### Do this
Give the data below again, word for word.

Items from a data source

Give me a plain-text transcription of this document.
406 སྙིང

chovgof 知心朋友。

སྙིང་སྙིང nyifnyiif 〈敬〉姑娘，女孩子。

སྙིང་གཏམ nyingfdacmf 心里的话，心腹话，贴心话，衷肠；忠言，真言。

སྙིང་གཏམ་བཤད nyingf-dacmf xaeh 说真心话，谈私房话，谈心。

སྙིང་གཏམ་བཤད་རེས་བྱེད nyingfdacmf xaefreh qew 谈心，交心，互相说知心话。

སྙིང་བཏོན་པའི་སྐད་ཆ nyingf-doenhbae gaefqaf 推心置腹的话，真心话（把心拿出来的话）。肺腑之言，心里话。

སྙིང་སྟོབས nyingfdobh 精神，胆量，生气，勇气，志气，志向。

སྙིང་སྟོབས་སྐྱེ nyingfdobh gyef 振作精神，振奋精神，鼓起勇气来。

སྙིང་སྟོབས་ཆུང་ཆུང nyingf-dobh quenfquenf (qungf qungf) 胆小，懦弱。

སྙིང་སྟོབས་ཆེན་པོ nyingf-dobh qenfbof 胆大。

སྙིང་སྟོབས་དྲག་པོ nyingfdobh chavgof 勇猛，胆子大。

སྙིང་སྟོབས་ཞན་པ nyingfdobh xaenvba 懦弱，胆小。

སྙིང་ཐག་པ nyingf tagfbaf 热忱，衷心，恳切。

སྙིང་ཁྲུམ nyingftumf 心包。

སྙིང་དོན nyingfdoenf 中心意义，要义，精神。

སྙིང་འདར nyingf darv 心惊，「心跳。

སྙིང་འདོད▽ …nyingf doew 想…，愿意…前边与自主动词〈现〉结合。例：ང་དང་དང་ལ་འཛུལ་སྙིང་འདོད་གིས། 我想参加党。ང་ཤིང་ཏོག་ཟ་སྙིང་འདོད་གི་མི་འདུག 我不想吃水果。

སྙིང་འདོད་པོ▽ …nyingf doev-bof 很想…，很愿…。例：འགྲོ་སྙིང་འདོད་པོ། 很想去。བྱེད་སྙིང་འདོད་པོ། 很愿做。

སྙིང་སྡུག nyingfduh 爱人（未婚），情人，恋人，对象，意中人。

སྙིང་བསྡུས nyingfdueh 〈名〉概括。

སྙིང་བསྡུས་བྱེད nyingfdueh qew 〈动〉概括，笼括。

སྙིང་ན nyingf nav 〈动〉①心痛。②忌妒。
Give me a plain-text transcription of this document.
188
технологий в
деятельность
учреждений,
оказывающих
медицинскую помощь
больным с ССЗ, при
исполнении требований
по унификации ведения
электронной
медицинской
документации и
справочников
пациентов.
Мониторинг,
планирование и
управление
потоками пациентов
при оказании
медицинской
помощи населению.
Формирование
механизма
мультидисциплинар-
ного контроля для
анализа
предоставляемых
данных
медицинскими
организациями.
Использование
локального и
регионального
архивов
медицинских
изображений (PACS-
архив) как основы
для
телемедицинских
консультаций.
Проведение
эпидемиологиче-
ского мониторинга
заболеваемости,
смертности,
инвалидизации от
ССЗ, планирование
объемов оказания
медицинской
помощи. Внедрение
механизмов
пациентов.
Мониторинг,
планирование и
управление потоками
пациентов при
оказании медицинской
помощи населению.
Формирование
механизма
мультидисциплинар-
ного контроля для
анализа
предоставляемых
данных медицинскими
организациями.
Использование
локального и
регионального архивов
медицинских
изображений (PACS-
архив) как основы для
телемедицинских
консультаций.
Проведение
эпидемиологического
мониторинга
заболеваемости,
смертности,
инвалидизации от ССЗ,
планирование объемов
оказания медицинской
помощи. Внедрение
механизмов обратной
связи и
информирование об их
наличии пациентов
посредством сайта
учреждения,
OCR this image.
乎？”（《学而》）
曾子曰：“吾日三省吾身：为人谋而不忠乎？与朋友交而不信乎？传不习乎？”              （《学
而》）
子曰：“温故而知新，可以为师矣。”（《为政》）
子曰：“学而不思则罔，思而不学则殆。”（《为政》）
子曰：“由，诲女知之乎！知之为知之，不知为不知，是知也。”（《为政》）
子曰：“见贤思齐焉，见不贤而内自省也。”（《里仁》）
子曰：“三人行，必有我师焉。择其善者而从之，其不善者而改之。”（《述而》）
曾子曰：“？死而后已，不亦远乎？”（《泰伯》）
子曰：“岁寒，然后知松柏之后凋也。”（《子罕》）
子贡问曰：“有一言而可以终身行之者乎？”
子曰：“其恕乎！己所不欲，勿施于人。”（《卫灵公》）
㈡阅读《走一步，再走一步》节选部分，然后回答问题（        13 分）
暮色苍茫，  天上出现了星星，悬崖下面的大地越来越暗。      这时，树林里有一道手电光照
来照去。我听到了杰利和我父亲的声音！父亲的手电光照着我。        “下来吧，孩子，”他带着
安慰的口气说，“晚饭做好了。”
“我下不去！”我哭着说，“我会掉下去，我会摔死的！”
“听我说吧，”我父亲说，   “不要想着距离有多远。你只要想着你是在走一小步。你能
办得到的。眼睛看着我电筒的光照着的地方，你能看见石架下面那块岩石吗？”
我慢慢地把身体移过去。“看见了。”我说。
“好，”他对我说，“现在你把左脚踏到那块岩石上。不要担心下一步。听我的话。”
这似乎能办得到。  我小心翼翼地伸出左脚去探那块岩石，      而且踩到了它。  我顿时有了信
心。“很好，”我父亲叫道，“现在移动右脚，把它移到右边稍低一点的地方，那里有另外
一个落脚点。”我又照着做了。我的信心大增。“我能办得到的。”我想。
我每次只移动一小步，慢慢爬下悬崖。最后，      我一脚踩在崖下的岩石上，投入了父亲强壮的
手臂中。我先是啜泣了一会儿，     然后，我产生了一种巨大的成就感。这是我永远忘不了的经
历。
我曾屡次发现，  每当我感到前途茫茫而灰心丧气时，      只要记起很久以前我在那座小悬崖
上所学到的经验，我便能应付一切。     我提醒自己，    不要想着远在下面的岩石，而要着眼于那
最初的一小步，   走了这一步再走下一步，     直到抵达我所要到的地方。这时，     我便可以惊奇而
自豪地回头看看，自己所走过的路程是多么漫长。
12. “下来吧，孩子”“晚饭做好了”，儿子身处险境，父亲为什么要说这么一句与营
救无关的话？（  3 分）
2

### Finished task
Give me a plain-text transcription of this document.
406 སྙིང

chovgof 知心朋友。

སྙིང་སྙིང nyifnyiif 〈敬〉姑娘，女孩子。

སྙིང་གཏམ nyingfdacmf 心里的话，心腹话，贴心话，衷肠；忠言，真言。

སྙིང་གཏམ་བཤད nyingf-dacmf xaeh 说真心话，谈私房话，谈心。

སྙིང་གཏམ་བཤད་རེས་བྱེད nyingfdacmf xaefreh qew 谈心，交心，互相说知心话。

སྙིང་བཏོན་པའི་སྐད་ཆ nyingf-doenhbae gaefqaf 推心置腹的话，真心话（把心拿出来的话）。肺腑之言，心里话。

སྙིང་སྟོབས nyingfdobh 精神，胆量，生气，勇气，志气，志向。

སྙིང་སྟོབས་སྐྱེ nyingfdobh gyef 振作精神，振奋精神，鼓起勇气来。

སྙིང་སྟོབས་ཆུང་ཆུང nyingf-dobh quenfquenf (qungf qungf) 胆小，懦弱。

སྙིང་སྟོབས་ཆེན་པོ nyingf-dobh qenfbof 胆大。

སྙིང་སྟོབས་དྲག་པོ nyingfdobh chavgof 勇猛，胆子大。

སྙིང་སྟོབས་ཞན་པ nyingfdobh xaenvba 懦弱，胆小。

སྙིང་ཐག་པ nyingf tagfbaf 热忱，衷心，恳切。

སྙིང་ཁྲུམ nyingftumf 心包。

སྙིང་དོན nyingfdoenf 中心意义，要义，精神。

སྙིང་འདར nyingf darv 心惊，「心跳。

སྙིང་འདོད▽ …nyingf doew 想…，愿意…前边与自主动词〈现〉结合。例：ང་དང་དང་ལ་འཛུལ་སྙིང་འདོད་གིས། 我想参加党。ང་ཤིང་ཏོག་ཟ་སྙིང་འདོད་གི་མི་འདུག 我不想吃水果。

སྙིང་འདོད་པོ▽ …nyingf doev-bof 很想…，很愿…。例：འགྲོ་སྙིང་འདོད་པོ། 很想去。བྱེད་སྙིང་འདོད་པོ། 很愿做。

སྙིང་སྡུག nyingfduh 爱人（未婚），情人，恋人，对象，意中人。

སྙིང་བསྡུས nyingfdueh 〈名〉概括。

སྙིང་བསྡུས་བྱེད nyingfdueh qew 〈动〉概括，笼括。

སྙིང་ན nyingf nav 〈动〉①心痛。②忌妒。
Give me a plain-text transcription of this document.
188
технологий в
деятельность
учреждений,
оказывающих
медицинскую помощь
больным с ССЗ, при
исполнении требований
по унификации ведения
электронной
медицинской
документации и
справочников
пациентов.
Мониторинг,
планирование и
управление
потоками пациентов
при оказании
медицинской
помощи населению.
Формирование
механизма
мультидисциплинар-
ного контроля для
анализа
предоставляемых
данных
медицинскими
организациями.
Использование
локального и
регионального
архивов
медицинских
изображений (PACS-
архив) как основы
для
телемедицинских
консультаций.
Проведение
эпидемиологиче-
ского мониторинга
заболеваемости,
смертности,
инвалидизации от
ССЗ, планирование
объемов оказания
медицинской
помощи. Внедрение
механизмов
пациентов.
Мониторинг,
планирование и
управление потоками
пациентов при
оказании медицинской
помощи населению.
Формирование
механизма
мультидисциплинар-
ного контроля для
анализа
предоставляемых
данных медицинскими
организациями.
Использование
локального и
регионального архивов
медицинских
изображений (PACS-
архив) как основы для
телемедицинских
консультаций.
Проведение
эпидемиологического
мониторинга
заболеваемости,
смертности,
инвалидизации от ССЗ,
планирование объемов
оказания медицинской
помощи. Внедрение
механизмов обратной
связи и
информирование об их
наличии пациентов
посредством сайта
учреждения,
OCR this image.
乎？”（《学而》）
曾子曰：“吾日三省吾身：为人谋而不忠乎？与朋友交而不信乎？传不习乎？”              （《学
而》）
子曰：“温故而知新，可以为师矣。”（《为政》）
子曰：“学而不思则罔，思而不学则殆。”（《为政》）
子曰：“由，诲女知之乎！知之为知之，不知为不知，是知也。”（《为政》）
子曰：“见贤思齐焉，见不贤而内自省也。”（《里仁》）
子曰：“三人行，必有我师焉。择其善者而从之，其不善者而改之。”（《述而》）
曾子曰：“？死而后已，不亦远乎？”（《泰伯》）
子曰：“岁寒，然后知松柏之后凋也。”（《子罕》）
子贡问曰：“有一言而可以终身行之者乎？”
子曰：“其恕乎！己所不欲，勿施于人。”（《卫灵公》）
㈡阅读《走一步，再走一步》节选部分，然后回答问题（        13 分）
暮色苍茫，  天上出现了星星，悬崖下面的大地越来越暗。      这时，树林里有一道手电光照
来照去。我听到了杰利和我父亲的声音！父亲的手电光照着我。        “下来吧，孩子，”他带着
安慰的口气说，“晚饭做好了。”
“我下不去！”我哭着说，“我会掉下去，我会摔死的！”
“听我说吧，”我父亲说，   “不要想着距离有多远。你只要想着你是在走一小步。你能
办得到的。眼睛看着我电筒的光照着的地方，你能看见石架下面那块岩石吗？”
我慢慢地把身体移过去。“看见了。”我说。
“好，”他对我说，“现在你把左脚踏到那块岩石上。不要担心下一步。听我的话。”
这似乎能办得到。  我小心翼翼地伸出左脚去探那块岩石，      而且踩到了它。  我顿时有了信
心。“很好，”我父亲叫道，“现在移动右脚，把它移到右边稍低一点的地方，那里有另外
一个落脚点。”我又照着做了。我的信心大增。“我能办得到的。”我想。
我每次只移动一小步，慢慢爬下悬崖。最后，      我一脚踩在崖下的岩石上，投入了父亲强壮的
手臂中。我先是啜泣了一会儿，     然后，我产生了一种巨大的成就感。这是我永远忘不了的经
历。
我曾屡次发现，  每当我感到前途茫茫而灰心丧气时，      只要记起很久以前我在那座小悬崖
上所学到的经验，我便能应付一切。     我提醒自己，    不要想着远在下面的岩石，而要着眼于那
最初的一小步，   走了这一步再走下一步，     直到抵达我所要到的地方。这时，     我便可以惊奇而
自豪地回头看看，自己所走过的路程是多么漫长。
12. “下来吧，孩子”“晚饭做好了”，儿子身处险境，父亲为什么要说这么一句与营
救无关的话？（  3 分）
2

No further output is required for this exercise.